PROBLEM REQUIREMENTS – Would you pull out every line of the material that contains the string "icon"?

········

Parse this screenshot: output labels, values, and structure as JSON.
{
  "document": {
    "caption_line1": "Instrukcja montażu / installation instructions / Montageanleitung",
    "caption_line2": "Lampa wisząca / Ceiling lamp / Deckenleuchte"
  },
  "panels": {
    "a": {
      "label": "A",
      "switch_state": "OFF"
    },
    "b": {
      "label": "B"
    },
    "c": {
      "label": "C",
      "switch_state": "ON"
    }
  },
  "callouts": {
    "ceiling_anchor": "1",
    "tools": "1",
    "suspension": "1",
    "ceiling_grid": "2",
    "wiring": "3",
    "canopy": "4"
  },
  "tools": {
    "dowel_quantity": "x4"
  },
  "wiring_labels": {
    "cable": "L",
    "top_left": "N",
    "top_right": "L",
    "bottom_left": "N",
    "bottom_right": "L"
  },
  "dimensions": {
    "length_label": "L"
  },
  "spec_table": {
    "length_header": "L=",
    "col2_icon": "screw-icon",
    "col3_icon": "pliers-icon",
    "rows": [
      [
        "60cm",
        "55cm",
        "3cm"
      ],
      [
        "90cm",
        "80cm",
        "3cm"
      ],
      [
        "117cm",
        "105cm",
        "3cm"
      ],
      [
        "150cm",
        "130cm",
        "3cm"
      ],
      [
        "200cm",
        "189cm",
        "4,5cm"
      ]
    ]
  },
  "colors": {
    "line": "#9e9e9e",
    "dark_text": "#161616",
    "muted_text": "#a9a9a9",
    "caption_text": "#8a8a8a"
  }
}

········

COMPLETE RESPONSE –
    "col2_icon": "screw-icon",
    "col3_icon": "pliers-icon",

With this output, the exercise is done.